> _INPUT DATA_
==============================

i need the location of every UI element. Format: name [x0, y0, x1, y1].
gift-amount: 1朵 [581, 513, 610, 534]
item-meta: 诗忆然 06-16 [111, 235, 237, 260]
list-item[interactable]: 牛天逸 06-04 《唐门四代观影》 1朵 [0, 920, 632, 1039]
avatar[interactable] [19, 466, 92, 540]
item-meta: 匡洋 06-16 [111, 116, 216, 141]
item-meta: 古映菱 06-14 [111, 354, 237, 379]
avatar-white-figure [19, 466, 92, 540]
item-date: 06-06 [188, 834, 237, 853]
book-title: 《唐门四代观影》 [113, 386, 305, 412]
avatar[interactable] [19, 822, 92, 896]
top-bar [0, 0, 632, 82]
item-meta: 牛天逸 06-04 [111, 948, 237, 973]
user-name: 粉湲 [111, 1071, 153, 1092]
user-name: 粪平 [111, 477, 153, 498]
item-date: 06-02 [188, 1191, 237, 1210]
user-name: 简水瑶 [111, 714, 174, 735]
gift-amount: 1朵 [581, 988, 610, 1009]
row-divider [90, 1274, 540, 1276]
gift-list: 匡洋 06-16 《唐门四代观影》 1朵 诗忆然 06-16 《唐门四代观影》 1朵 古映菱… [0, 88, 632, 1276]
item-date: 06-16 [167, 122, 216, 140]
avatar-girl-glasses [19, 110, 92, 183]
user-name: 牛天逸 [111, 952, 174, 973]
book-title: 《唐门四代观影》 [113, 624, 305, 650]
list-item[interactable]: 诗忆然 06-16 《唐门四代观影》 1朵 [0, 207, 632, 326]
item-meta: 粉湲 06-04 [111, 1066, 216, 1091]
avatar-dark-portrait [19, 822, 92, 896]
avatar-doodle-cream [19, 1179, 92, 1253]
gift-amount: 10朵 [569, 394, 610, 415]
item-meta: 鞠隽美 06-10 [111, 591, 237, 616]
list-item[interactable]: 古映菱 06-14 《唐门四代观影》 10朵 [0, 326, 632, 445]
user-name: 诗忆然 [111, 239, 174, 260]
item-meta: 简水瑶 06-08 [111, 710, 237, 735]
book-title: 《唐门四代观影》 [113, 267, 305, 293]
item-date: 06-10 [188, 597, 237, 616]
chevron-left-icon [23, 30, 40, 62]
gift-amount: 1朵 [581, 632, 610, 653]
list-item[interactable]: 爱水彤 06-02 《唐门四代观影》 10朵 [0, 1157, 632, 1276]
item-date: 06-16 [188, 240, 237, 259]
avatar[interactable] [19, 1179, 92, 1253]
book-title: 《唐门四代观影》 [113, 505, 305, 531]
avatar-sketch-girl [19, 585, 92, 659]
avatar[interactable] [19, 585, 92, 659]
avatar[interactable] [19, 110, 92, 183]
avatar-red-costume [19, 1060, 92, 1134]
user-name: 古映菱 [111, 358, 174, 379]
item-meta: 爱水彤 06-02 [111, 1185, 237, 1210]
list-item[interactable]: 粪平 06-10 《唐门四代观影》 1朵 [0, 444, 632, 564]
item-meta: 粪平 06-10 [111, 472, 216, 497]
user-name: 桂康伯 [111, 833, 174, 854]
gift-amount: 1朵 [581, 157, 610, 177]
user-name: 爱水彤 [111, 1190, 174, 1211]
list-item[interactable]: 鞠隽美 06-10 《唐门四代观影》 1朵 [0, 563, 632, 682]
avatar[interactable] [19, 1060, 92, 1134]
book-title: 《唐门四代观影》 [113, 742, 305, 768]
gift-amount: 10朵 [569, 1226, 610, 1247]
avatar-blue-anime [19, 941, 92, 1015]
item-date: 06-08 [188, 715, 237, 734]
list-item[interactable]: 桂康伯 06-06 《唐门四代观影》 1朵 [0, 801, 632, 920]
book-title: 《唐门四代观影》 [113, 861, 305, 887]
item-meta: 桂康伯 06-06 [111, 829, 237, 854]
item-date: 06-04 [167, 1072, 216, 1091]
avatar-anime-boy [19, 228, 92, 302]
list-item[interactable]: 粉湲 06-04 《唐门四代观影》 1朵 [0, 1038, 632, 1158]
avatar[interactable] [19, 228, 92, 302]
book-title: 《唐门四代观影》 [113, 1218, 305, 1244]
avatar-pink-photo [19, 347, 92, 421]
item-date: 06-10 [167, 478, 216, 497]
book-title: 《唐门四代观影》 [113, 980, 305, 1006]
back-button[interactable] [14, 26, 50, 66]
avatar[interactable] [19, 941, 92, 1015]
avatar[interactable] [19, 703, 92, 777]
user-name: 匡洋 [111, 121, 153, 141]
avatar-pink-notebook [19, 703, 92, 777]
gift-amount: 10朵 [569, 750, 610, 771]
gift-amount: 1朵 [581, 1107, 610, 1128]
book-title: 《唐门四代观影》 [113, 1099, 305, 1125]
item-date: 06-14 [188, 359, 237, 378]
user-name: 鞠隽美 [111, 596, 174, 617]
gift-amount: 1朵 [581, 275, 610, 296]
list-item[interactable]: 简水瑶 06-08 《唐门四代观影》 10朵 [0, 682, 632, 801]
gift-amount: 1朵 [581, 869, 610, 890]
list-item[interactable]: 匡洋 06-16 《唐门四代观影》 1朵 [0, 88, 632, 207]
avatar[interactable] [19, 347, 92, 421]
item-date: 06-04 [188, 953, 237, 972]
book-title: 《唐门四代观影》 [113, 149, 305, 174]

==============================

> _WORK TO BE COMPLETED_
Can you reproduce every row above verbatim, in the same order and with nothing changed?

> _WRITTEN REPLY_
i need the location of every UI element. Format: name [x0, y0, x1, y1].
gift-amount: 1朵 [581, 513, 610, 534]
item-meta: 诗忆然 06-16 [111, 235, 237, 260]
list-item[interactable]: 牛天逸 06-04 《唐门四代观影》 1朵 [0, 920, 632, 1039]
avatar[interactable] [19, 466, 92, 540]
item-meta: 匡洋 06-16 [111, 116, 216, 141]
item-meta: 古映菱 06-14 [111, 354, 237, 379]
avatar-white-figure [19, 466, 92, 540]
item-date: 06-06 [188, 834, 237, 853]
book-title: 《唐门四代观影》 [113, 386, 305, 412]
avatar[interactable] [19, 822, 92, 896]
top-bar [0, 0, 632, 82]
item-meta: 牛天逸 06-04 [111, 948, 237, 973]
user-name: 粉湲 [111, 1071, 153, 1092]
user-name: 粪平 [111, 477, 153, 498]
item-date: 06-02 [188, 1191, 237, 1210]
user-name: 简水瑶 [111, 714, 174, 735]
gift-amount: 1朵 [581, 988, 610, 1009]
row-divider [90, 1274, 540, 1276]
gift-list: 匡洋 06-16 《唐门四代观影》 1朵 诗忆然 06-16 《唐门四代观影》 1朵 古映菱… [0, 88, 632, 1276]
item-date: 06-16 [167, 122, 216, 140]
avatar-girl-glasses [19, 110, 92, 183]
user-name: 牛天逸 [111, 952, 174, 973]
book-title: 《唐门四代观影》 [113, 624, 305, 650]
list-item[interactable]: 诗忆然 06-16 《唐门四代观影》 1朵 [0, 207, 632, 326]
item-meta: 粉湲 06-04 [111, 1066, 216, 1091]
avatar-dark-portrait [19, 822, 92, 896]
avatar-doodle-cream [19, 1179, 92, 1253]
gift-amount: 10朵 [569, 394, 610, 415]
item-meta: 鞠隽美 06-10 [111, 591, 237, 616]
list-item[interactable]: 古映菱 06-14 《唐门四代观影》 10朵 [0, 326, 632, 445]
user-name: 诗忆然 [111, 239, 174, 260]
item-meta: 简水瑶 06-08 [111, 710, 237, 735]
book-title: 《唐门四代观影》 [113, 267, 305, 293]
item-date: 06-10 [188, 597, 237, 616]
chevron-left-icon [23, 30, 40, 62]
gift-amount: 1朵 [581, 632, 610, 653]
list-item[interactable]: 爱水彤 06-02 《唐门四代观影》 10朵 [0, 1157, 632, 1276]
item-date: 06-16 [188, 240, 237, 259]
avatar[interactable] [19, 1179, 92, 1253]
book-title: 《唐门四代观影》 [113, 505, 305, 531]
avatar-sketch-girl [19, 585, 92, 659]
avatar[interactable] [19, 585, 92, 659]
avatar[interactable] [19, 110, 92, 183]
avatar-red-costume [19, 1060, 92, 1134]
user-name: 古映菱 [111, 358, 174, 379]
item-meta: 爱水彤 06-02 [111, 1185, 237, 1210]
list-item[interactable]: 粪平 06-10 《唐门四代观影》 1朵 [0, 444, 632, 564]
item-meta: 粪平 06-10 [111, 472, 216, 497]
user-name: 桂康伯 [111, 833, 174, 854]
gift-amount: 1朵 [581, 157, 610, 177]
user-name: 爱水彤 [111, 1190, 174, 1211]
list-item[interactable]: 鞠隽美 06-10 《唐门四代观影》 1朵 [0, 563, 632, 682]
avatar[interactable] [19, 1060, 92, 1134]
book-title: 《唐门四代观影》 [113, 742, 305, 768]
gift-amount: 10朵 [569, 1226, 610, 1247]
avatar-blue-anime [19, 941, 92, 1015]
item-date: 06-08 [188, 715, 237, 734]
list-item[interactable]: 桂康伯 06-06 《唐门四代观影》 1朵 [0, 801, 632, 920]
book-title: 《唐门四代观影》 [113, 861, 305, 887]
item-meta: 桂康伯 06-06 [111, 829, 237, 854]
item-date: 06-04 [167, 1072, 216, 1091]
avatar-anime-boy [19, 228, 92, 302]
list-item[interactable]: 粉湲 06-04 《唐门四代观影》 1朵 [0, 1038, 632, 1158]
avatar[interactable] [19, 228, 92, 302]
book-title: 《唐门四代观影》 [113, 1218, 305, 1244]
avatar-pink-photo [19, 347, 92, 421]
item-date: 06-10 [167, 478, 216, 497]
book-title: 《唐门四代观影》 [113, 980, 305, 1006]
back-button[interactable] [14, 26, 50, 66]
avatar[interactable] [19, 941, 92, 1015]
avatar[interactable] [19, 703, 92, 777]
user-name: 匡洋 [111, 121, 153, 141]
avatar-pink-notebook [19, 703, 92, 777]
gift-amount: 10朵 [569, 750, 610, 771]
gift-amount: 1朵 [581, 1107, 610, 1128]
book-title: 《唐门四代观影》 [113, 1099, 305, 1125]
item-date: 06-14 [188, 359, 237, 378]
user-name: 鞠隽美 [111, 596, 174, 617]
gift-amount: 1朵 [581, 275, 610, 296]
list-item[interactable]: 简水瑶 06-08 《唐门四代观影》 10朵 [0, 682, 632, 801]
gift-amount: 1朵 [581, 869, 610, 890]
list-item[interactable]: 匡洋 06-16 《唐门四代观影》 1朵 [0, 88, 632, 207]
avatar[interactable] [19, 347, 92, 421]
item-date: 06-04 [188, 953, 237, 972]
book-title: 《唐门四代观影》 [113, 149, 305, 174]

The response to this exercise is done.